従って、本態様に係る防振装置では、軸方向オリフィスがチューニングされた低周波数域の軸方向振動がインナ軸部材とアウタ筒部材の間に入力された際に、受圧室と平衡室の間に相対的な圧力変動が効率的に生ぜしめられて、それら両室間で軸方向オリフィスを通じての流体流動量が十分に確保されることとなり、かかる流体の共振作用等の流動作用に基づく防振効果が有効に発揮され得るのである。
また、軸方向オリフィスのチューニング周波数よりも高周波数域の振動が軸方向に入力された際には、軸方向オリフィスが実質的に閉塞状態となるが、平衡室では、その壁部の一部を構成する可撓性膜の弾性変形が容易に生ぜしめられるようになっていることから、平衡室の圧力増大に起因する高動ばね化が問題となることはない。

* [作業の指示]
防振装置について述べた本文を、最初から最後まで一字一句変えずに書き写してください。 これらの行は本作業とは関係がありません。

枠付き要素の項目
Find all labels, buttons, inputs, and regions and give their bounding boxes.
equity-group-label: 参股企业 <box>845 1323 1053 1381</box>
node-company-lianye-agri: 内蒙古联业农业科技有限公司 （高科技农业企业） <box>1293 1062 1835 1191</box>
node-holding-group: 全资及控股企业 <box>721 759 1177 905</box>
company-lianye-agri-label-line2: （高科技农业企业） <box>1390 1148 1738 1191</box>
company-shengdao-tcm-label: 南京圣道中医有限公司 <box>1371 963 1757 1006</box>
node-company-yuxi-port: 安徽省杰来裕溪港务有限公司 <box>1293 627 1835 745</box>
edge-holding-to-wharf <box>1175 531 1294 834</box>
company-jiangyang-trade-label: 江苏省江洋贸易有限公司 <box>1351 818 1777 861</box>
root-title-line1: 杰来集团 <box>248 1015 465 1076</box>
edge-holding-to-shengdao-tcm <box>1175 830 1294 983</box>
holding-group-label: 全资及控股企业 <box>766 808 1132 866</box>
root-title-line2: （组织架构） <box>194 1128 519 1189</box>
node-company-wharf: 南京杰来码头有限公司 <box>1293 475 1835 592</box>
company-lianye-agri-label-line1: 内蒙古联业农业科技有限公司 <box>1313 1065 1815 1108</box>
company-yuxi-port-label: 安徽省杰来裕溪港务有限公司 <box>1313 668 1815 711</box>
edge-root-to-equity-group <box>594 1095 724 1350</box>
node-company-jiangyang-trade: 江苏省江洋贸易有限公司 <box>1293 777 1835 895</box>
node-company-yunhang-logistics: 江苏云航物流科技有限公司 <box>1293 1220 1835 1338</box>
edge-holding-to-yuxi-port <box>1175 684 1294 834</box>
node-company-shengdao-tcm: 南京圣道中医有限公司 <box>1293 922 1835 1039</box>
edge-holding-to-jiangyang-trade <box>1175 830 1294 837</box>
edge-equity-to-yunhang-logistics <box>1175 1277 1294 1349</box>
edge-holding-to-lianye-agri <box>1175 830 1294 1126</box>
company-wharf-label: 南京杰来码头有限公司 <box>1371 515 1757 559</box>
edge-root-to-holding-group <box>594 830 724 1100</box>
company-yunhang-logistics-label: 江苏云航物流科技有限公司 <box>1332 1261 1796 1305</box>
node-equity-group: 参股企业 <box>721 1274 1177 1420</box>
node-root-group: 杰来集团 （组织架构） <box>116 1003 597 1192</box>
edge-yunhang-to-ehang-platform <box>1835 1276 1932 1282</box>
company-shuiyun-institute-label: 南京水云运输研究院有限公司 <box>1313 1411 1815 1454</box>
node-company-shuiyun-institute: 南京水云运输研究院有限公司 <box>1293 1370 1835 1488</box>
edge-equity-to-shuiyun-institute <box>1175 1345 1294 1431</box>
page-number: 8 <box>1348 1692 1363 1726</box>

* [指示への回答]
従って、本態様に係る防振装置では、軸方向オリフィスがチューニングされた低周波数域の軸方向振動がインナ軸部材とアウタ筒部材の間に入力された際に、受圧室と平衡室の間に相対的な圧力変動が効率的に生ぜしめられて、それら両室間で軸方向オリフィスを通じての流体流動量が十分に確保されることとなり、かかる流体の共振作用等の流動作用に基づく防振効果が有効に発揮され得るのである。
また、軸方向オリフィスのチューニング周波数よりも高周波数域の振動が軸方向に入力された際には、軸方向オリフィスが実質的に閉塞状態となるが、平衡室では、その壁部の一部を構成する可撓性膜の弾性変形が容易に生ぜしめられるようになっていることから、平衡室の圧力増大に起因する高動ばね化が問題となることはない。